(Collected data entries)
▼

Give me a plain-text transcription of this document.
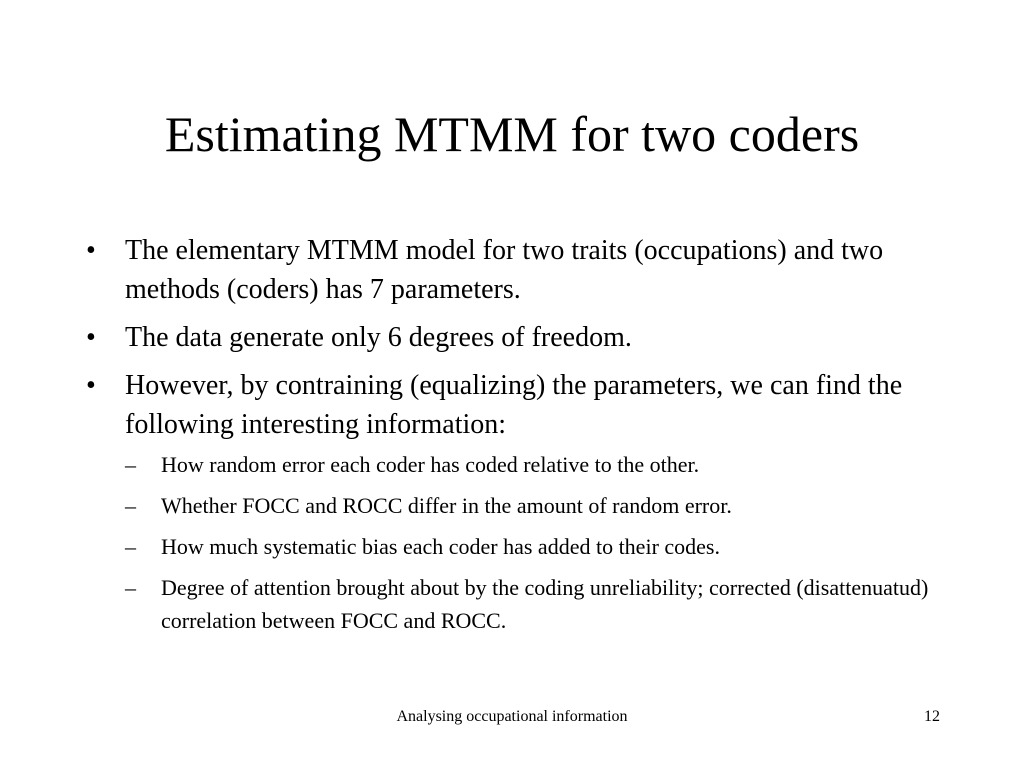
Estimating MTMM for two coders
• The elementary MTMM model for two traits (occupations) and two methods (coders) has 7 parameters.
• The data generate only 6 degrees of freedom.
• However, by contraining (equalizing) the parameters, we can find the following interesting information:
– How random error each coder has coded relative to the other.
– Whether FOCC and ROCC differ in the amount of random error.
– How much systematic bias each coder has added to their codes.
– Degree of attention brought about by the coding unreliability; corrected (disattenuatud) correlation between FOCC and ROCC.
Analysing occupational information	12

▲

Transcribe all the data word for word; the images stay out.

Give me a plain-text transcription of this document.
Estimating MTMM for two coders
• The elementary MTMM model for two traits (occupations) and two methods (coders) has 7 parameters.
• The data generate only 6 degrees of freedom.
• However, by contraining (equalizing) the parameters, we can find the following interesting information:
– How random error each coder has coded relative to the other.
– Whether FOCC and ROCC differ in the amount of random error.
– How much systematic bias each coder has added to their codes.
– Degree of attention brought about by the coding unreliability; corrected (disattenuatud) correlation between FOCC and ROCC.
Analysing occupational information	12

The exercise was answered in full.